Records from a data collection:
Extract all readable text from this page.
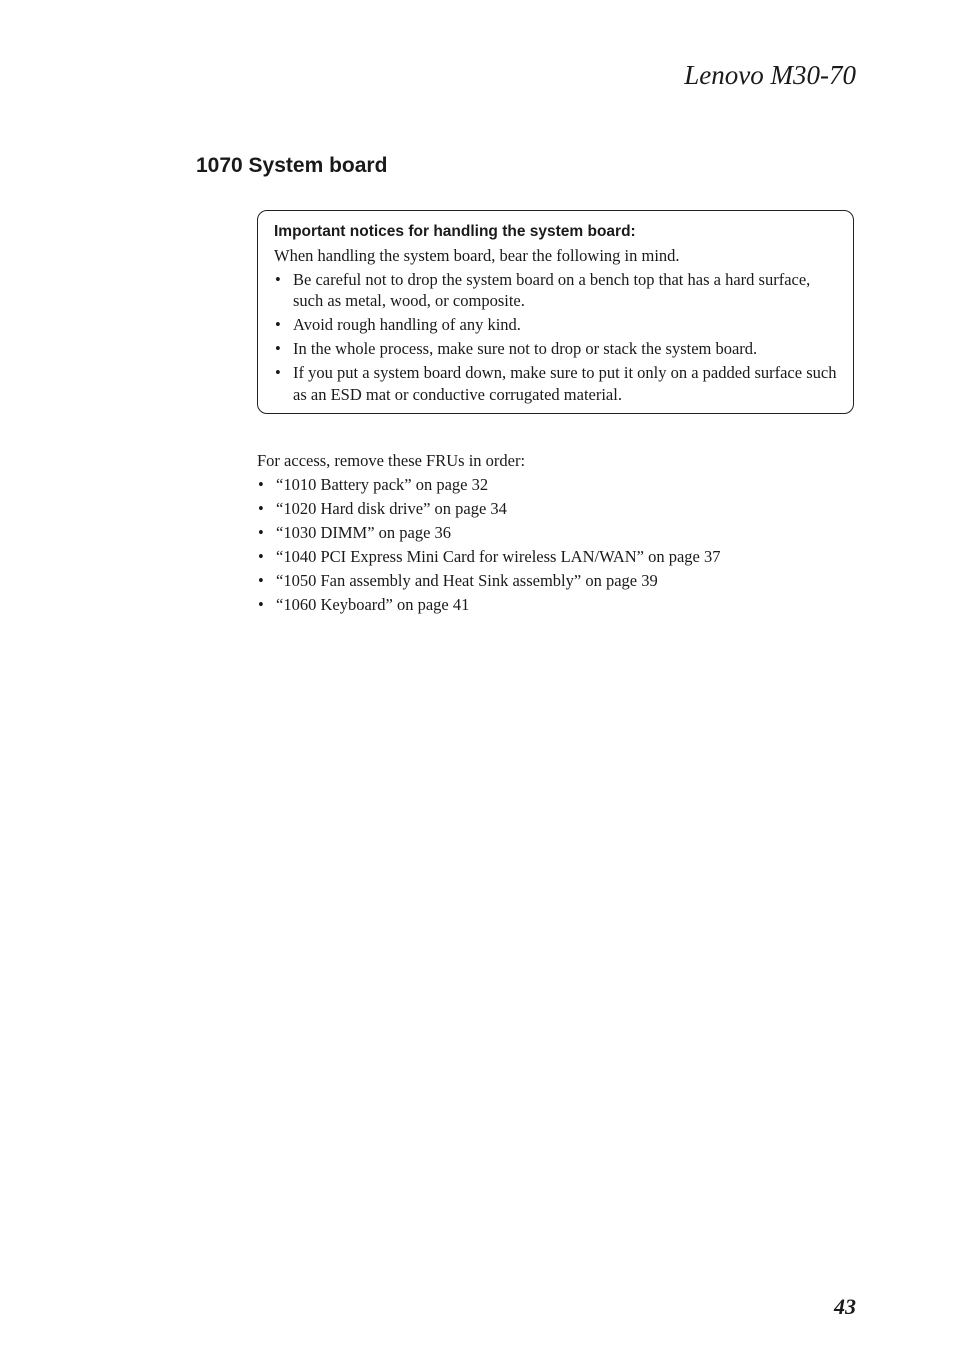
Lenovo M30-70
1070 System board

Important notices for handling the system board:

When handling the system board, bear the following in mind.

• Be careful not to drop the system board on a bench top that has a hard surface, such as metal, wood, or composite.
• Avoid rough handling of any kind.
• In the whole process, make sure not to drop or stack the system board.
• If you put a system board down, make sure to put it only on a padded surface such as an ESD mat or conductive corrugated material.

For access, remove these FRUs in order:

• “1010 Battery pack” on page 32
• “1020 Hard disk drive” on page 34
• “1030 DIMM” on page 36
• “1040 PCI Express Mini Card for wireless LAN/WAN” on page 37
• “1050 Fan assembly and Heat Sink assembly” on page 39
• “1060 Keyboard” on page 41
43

• [GOAL OF THE EXERCISE]: Copy, from the material, each line that holds the string "sure".

• [SOLUTION TO THE PROBLEM]:
• In the whole process, make sure not to drop or stack the system board.
• If you put a system board down, make sure to put it only on a padded surface such as an ESD mat or conductive corrugated material.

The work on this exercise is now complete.